>> BEGIN

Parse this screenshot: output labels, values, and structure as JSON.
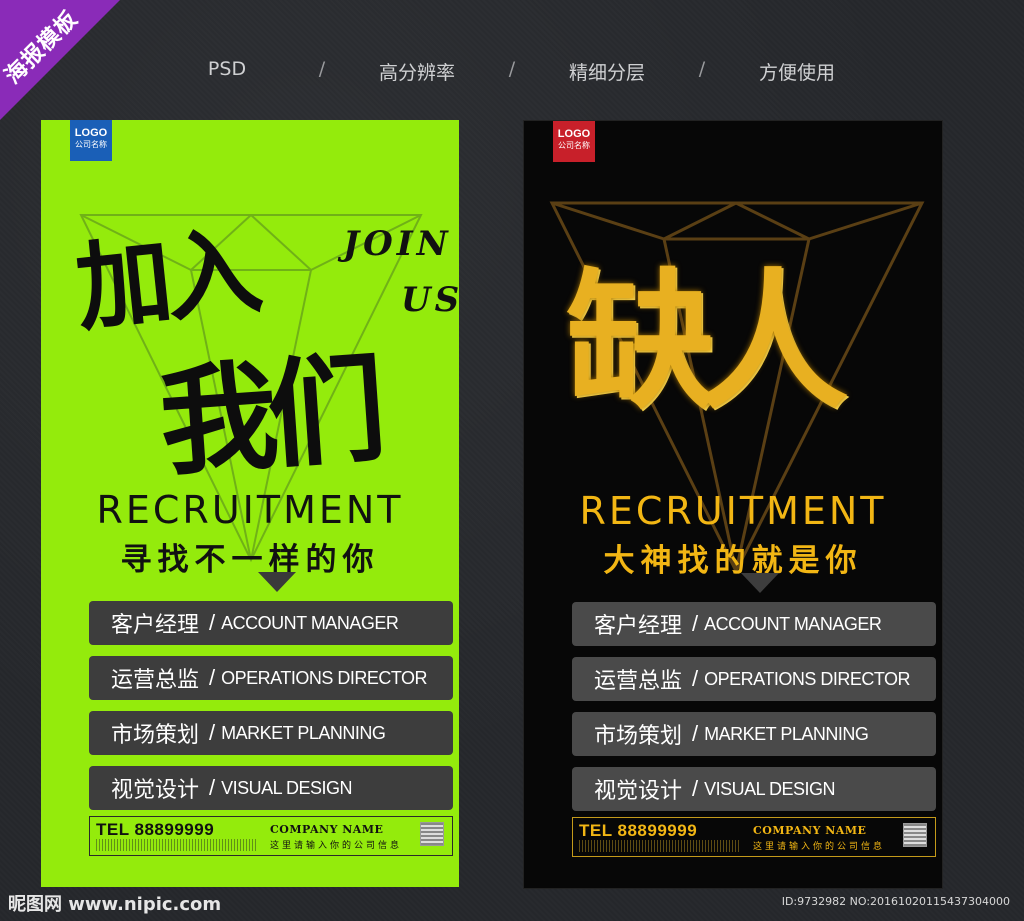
{
  "corner_badge": "海报模板",
  "features": [
    "PSD",
    "高分辨率",
    "精细分层",
    "方便使用"
  ],
  "separator": "/",
  "posters": {
    "green": {
      "logo": "LOGO",
      "logo_sub": "公司名称",
      "title_line1": "加入",
      "title_line2": "我们",
      "join_line1": "JOIN",
      "join_line2": "US",
      "recruit": "RECRUITMENT",
      "slogan": "寻找不一样的你",
      "jobs": [
        {
          "cn": "客户经理",
          "en": "ACCOUNT MANAGER"
        },
        {
          "cn": "运营总监",
          "en": "OPERATIONS DIRECTOR"
        },
        {
          "cn": "市场策划",
          "en": "MARKET PLANNING"
        },
        {
          "cn": "视觉设计",
          "en": "VISUAL DESIGN"
        }
      ],
      "tel": "TEL 88899999",
      "company": "COMPANY NAME",
      "company_sub": "这里请输入你的公司信息"
    },
    "black": {
      "logo": "LOGO",
      "logo_sub": "公司名称",
      "title_line1": "缺人",
      "recruit": "RECRUITMENT",
      "slogan": "大神找的就是你",
      "jobs": [
        {
          "cn": "客户经理",
          "en": "ACCOUNT MANAGER"
        },
        {
          "cn": "运营总监",
          "en": "OPERATIONS DIRECTOR"
        },
        {
          "cn": "市场策划",
          "en": "MARKET PLANNING"
        },
        {
          "cn": "视觉设计",
          "en": "VISUAL DESIGN"
        }
      ],
      "tel": "TEL 88899999",
      "company": "COMPANY NAME",
      "company_sub": "这里请输入你的公司信息"
    }
  },
  "watermark_site": "昵图网 www.nipic.com",
  "watermark_id": "ID:9732982 NO:20161020115437304000",
  "colors": {
    "green_bg": "#94eb0c",
    "black_bg": "#070707",
    "gold": "#f2b614",
    "badge_purple": "#8a2bb8"
  }
}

>> END

* _Exercise_: Omit every picture while copying the listing above exactly.

* _Final answer_:
Parse this screenshot: output labels, values, and structure as JSON.
{
  "corner_badge": "海报模板",
  "features": [
    "PSD",
    "高分辨率",
    "精细分层",
    "方便使用"
  ],
  "separator": "/",
  "posters": {
    "green": {
      "logo": "LOGO",
      "logo_sub": "公司名称",
      "title_line1": "加入",
      "title_line2": "我们",
      "join_line1": "JOIN",
      "join_line2": "US",
      "recruit": "RECRUITMENT",
      "slogan": "寻找不一样的你",
      "jobs": [
        {
          "cn": "客户经理",
          "en": "ACCOUNT MANAGER"
        },
        {
          "cn": "运营总监",
          "en": "OPERATIONS DIRECTOR"
        },
        {
          "cn": "市场策划",
          "en": "MARKET PLANNING"
        },
        {
          "cn": "视觉设计",
          "en": "VISUAL DESIGN"
        }
      ],
      "tel": "TEL 88899999",
      "company": "COMPANY NAME",
      "company_sub": "这里请输入你的公司信息"
    },
    "black": {
      "logo": "LOGO",
      "logo_sub": "公司名称",
      "title_line1": "缺人",
      "recruit": "RECRUITMENT",
      "slogan": "大神找的就是你",
      "jobs": [
        {
          "cn": "客户经理",
          "en": "ACCOUNT MANAGER"
        },
        {
          "cn": "运营总监",
          "en": "OPERATIONS DIRECTOR"
        },
        {
          "cn": "市场策划",
          "en": "MARKET PLANNING"
        },
        {
          "cn": "视觉设计",
          "en": "VISUAL DESIGN"
        }
      ],
      "tel": "TEL 88899999",
      "company": "COMPANY NAME",
      "company_sub": "这里请输入你的公司信息"
    }
  },
  "watermark_site": "昵图网 www.nipic.com",
  "watermark_id": "ID:9732982 NO:20161020115437304000",
  "colors": {
    "green_bg": "#94eb0c",
    "black_bg": "#070707",
    "gold": "#f2b614",
    "badge_purple": "#8a2bb8"
  }
}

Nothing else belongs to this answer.